### Task to complete
Reproduce the lines of material that start at the line containing "chevron-right-icon — [507, 202, 512, 210]" and end at the line containing "news-author: 中捷原创 — [24, 325, 68, 338]", including both.

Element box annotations
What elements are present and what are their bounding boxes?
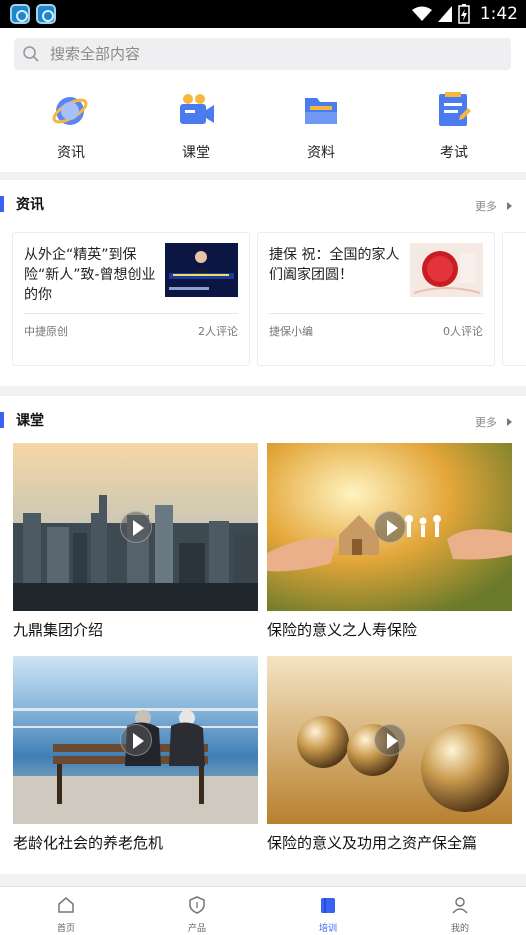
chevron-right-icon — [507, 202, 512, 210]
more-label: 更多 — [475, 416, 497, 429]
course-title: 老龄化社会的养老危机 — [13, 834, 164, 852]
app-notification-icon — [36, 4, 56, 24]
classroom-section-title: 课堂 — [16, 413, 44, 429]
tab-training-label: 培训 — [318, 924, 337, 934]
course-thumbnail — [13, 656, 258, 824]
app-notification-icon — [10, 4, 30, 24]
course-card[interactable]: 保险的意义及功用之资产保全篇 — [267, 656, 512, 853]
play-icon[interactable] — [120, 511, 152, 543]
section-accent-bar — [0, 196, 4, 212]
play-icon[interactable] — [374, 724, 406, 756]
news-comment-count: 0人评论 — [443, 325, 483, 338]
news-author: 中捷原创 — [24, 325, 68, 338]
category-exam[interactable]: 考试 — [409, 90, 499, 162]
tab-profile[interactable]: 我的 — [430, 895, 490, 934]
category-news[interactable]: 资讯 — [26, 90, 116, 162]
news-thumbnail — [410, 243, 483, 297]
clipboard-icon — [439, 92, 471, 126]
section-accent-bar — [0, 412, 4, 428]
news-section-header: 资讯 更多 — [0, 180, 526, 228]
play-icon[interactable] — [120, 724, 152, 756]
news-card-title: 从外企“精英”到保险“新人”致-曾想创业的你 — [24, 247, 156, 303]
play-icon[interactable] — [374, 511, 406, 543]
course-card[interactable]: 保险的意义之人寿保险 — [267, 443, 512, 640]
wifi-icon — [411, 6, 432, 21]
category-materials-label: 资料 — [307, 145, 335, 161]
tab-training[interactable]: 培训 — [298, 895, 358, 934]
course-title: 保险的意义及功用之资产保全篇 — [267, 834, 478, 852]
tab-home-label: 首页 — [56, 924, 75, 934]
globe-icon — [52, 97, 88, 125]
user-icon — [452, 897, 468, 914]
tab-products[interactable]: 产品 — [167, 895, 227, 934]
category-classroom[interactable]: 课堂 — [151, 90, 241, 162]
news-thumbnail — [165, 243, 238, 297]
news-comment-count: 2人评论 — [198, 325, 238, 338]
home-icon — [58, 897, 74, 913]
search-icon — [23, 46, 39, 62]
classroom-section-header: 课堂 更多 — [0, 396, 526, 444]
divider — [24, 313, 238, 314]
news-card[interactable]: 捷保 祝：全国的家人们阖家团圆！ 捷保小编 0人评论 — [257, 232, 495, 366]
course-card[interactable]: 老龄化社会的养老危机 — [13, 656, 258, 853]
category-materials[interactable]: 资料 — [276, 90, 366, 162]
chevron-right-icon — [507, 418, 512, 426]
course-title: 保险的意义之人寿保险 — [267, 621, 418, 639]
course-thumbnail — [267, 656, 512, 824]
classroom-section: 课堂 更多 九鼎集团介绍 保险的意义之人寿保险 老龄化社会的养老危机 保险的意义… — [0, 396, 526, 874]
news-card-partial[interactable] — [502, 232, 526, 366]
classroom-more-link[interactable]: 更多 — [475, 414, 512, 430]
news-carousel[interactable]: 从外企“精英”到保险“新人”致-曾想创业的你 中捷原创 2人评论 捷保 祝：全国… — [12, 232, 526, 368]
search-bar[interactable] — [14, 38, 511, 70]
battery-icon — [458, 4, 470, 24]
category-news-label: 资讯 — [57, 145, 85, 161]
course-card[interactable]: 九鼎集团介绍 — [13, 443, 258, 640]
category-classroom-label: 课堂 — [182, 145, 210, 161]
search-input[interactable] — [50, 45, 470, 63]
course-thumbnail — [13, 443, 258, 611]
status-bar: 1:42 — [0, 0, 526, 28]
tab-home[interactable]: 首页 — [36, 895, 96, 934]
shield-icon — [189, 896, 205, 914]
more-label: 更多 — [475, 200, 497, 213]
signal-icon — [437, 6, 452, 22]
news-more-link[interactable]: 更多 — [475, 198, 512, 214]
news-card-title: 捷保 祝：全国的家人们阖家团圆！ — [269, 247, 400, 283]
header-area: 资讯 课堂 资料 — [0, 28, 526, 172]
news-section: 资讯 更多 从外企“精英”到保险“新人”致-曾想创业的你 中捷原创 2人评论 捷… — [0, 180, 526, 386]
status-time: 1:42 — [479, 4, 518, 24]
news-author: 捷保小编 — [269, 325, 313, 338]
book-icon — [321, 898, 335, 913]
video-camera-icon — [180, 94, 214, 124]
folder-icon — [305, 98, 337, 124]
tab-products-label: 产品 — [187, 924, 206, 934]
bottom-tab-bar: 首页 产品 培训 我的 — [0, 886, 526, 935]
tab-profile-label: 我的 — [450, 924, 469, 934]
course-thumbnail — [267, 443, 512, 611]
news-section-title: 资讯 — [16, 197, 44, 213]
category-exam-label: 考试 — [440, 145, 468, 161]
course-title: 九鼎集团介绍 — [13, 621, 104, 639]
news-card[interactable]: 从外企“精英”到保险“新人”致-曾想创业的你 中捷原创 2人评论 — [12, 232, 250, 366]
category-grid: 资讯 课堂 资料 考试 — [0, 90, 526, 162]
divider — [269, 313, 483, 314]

...

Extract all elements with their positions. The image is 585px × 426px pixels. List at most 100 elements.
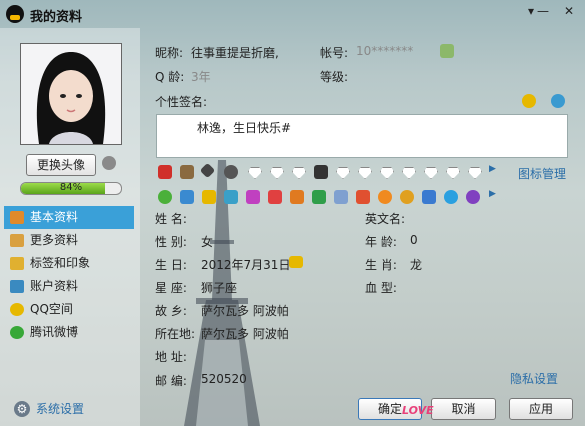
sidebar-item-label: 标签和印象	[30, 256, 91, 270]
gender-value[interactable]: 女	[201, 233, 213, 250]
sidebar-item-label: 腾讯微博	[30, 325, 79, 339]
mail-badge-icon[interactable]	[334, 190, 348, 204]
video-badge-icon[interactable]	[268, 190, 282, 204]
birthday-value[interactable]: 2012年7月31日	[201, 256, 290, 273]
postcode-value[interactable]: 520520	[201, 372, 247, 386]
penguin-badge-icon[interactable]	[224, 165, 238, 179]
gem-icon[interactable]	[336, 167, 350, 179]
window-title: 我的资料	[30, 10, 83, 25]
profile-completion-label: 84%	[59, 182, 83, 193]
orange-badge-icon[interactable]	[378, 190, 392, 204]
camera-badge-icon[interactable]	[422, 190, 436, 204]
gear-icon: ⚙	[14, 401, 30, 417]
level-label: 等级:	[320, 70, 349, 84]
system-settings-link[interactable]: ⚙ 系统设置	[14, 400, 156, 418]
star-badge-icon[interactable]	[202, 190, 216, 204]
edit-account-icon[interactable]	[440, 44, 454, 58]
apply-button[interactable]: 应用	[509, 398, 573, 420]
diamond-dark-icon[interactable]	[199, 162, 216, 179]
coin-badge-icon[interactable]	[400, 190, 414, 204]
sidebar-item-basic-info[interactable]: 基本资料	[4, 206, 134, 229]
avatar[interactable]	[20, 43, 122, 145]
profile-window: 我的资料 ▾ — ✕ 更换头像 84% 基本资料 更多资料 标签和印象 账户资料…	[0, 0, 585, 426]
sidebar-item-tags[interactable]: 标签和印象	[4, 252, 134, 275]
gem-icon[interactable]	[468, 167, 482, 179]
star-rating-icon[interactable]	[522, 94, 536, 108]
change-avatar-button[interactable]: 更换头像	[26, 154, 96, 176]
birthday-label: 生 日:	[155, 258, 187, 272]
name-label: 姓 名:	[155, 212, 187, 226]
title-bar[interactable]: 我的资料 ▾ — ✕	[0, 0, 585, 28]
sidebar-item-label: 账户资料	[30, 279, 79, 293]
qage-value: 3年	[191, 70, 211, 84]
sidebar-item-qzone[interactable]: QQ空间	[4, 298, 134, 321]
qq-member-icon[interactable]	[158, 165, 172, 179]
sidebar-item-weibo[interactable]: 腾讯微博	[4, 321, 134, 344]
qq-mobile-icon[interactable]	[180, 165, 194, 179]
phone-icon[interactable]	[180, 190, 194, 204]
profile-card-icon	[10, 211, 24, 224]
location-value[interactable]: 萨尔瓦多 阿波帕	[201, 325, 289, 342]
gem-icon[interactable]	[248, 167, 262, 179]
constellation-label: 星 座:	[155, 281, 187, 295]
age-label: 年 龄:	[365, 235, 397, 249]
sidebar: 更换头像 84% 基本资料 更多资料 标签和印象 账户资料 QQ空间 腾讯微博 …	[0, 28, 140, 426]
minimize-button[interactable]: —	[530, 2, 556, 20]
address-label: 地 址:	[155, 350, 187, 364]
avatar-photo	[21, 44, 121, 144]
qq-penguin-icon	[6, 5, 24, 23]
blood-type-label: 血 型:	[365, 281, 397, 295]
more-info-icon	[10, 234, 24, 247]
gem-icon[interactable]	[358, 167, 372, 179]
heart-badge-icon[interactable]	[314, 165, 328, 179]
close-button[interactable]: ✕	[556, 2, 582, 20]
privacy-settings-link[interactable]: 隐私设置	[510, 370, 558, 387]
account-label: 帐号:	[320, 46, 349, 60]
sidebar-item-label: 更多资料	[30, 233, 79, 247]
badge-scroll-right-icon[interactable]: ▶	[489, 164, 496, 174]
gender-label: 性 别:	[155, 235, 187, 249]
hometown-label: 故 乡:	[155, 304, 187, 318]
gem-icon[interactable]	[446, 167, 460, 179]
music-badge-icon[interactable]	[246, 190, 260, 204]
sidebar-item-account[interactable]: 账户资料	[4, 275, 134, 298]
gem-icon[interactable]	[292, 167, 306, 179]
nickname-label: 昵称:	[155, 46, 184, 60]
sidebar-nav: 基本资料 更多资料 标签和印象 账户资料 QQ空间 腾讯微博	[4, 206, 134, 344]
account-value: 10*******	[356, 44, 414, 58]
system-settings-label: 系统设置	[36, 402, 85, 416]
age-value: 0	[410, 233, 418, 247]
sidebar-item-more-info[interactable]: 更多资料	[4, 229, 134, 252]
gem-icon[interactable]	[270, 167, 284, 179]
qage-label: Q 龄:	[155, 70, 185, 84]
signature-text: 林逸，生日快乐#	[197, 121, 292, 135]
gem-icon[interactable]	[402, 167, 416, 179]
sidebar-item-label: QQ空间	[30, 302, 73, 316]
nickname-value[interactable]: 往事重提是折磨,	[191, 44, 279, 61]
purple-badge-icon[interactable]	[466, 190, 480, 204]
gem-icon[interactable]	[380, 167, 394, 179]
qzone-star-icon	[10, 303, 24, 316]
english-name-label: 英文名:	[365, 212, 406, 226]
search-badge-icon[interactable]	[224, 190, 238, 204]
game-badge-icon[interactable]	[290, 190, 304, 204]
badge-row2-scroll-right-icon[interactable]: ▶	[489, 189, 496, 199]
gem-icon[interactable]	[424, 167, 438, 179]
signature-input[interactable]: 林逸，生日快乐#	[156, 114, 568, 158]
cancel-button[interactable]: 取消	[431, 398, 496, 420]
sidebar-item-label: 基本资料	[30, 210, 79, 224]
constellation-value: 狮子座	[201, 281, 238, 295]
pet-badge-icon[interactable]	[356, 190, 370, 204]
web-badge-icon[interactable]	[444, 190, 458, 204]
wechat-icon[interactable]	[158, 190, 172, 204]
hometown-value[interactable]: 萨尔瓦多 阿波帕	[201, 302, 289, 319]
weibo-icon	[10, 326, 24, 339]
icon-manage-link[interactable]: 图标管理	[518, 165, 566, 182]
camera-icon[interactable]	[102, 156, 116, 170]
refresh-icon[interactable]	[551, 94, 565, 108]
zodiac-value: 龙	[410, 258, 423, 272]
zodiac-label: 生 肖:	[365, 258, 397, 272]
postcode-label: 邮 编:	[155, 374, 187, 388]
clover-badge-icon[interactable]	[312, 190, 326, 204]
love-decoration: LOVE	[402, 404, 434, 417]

### Result below
chevron-right-icon — [507, 202, 512, 210]
more-label: 更多 — [475, 416, 497, 429]
course-title: 老龄化社会的养老危机 — [13, 834, 164, 852]
app-notification-icon — [36, 4, 56, 24]
classroom-section-title: 课堂 — [16, 413, 44, 429]
tab-training-label: 培训 — [318, 924, 337, 934]
course-thumbnail — [13, 656, 258, 824]
app-notification-icon — [10, 4, 30, 24]
course-card[interactable]: 保险的意义及功用之资产保全篇 — [267, 656, 512, 853]
play-icon[interactable] — [120, 511, 152, 543]
section-accent-bar — [0, 196, 4, 212]
play-icon[interactable] — [374, 724, 406, 756]
news-comment-count: 0人评论 — [443, 325, 483, 338]
news-author: 中捷原创 — [24, 325, 68, 338]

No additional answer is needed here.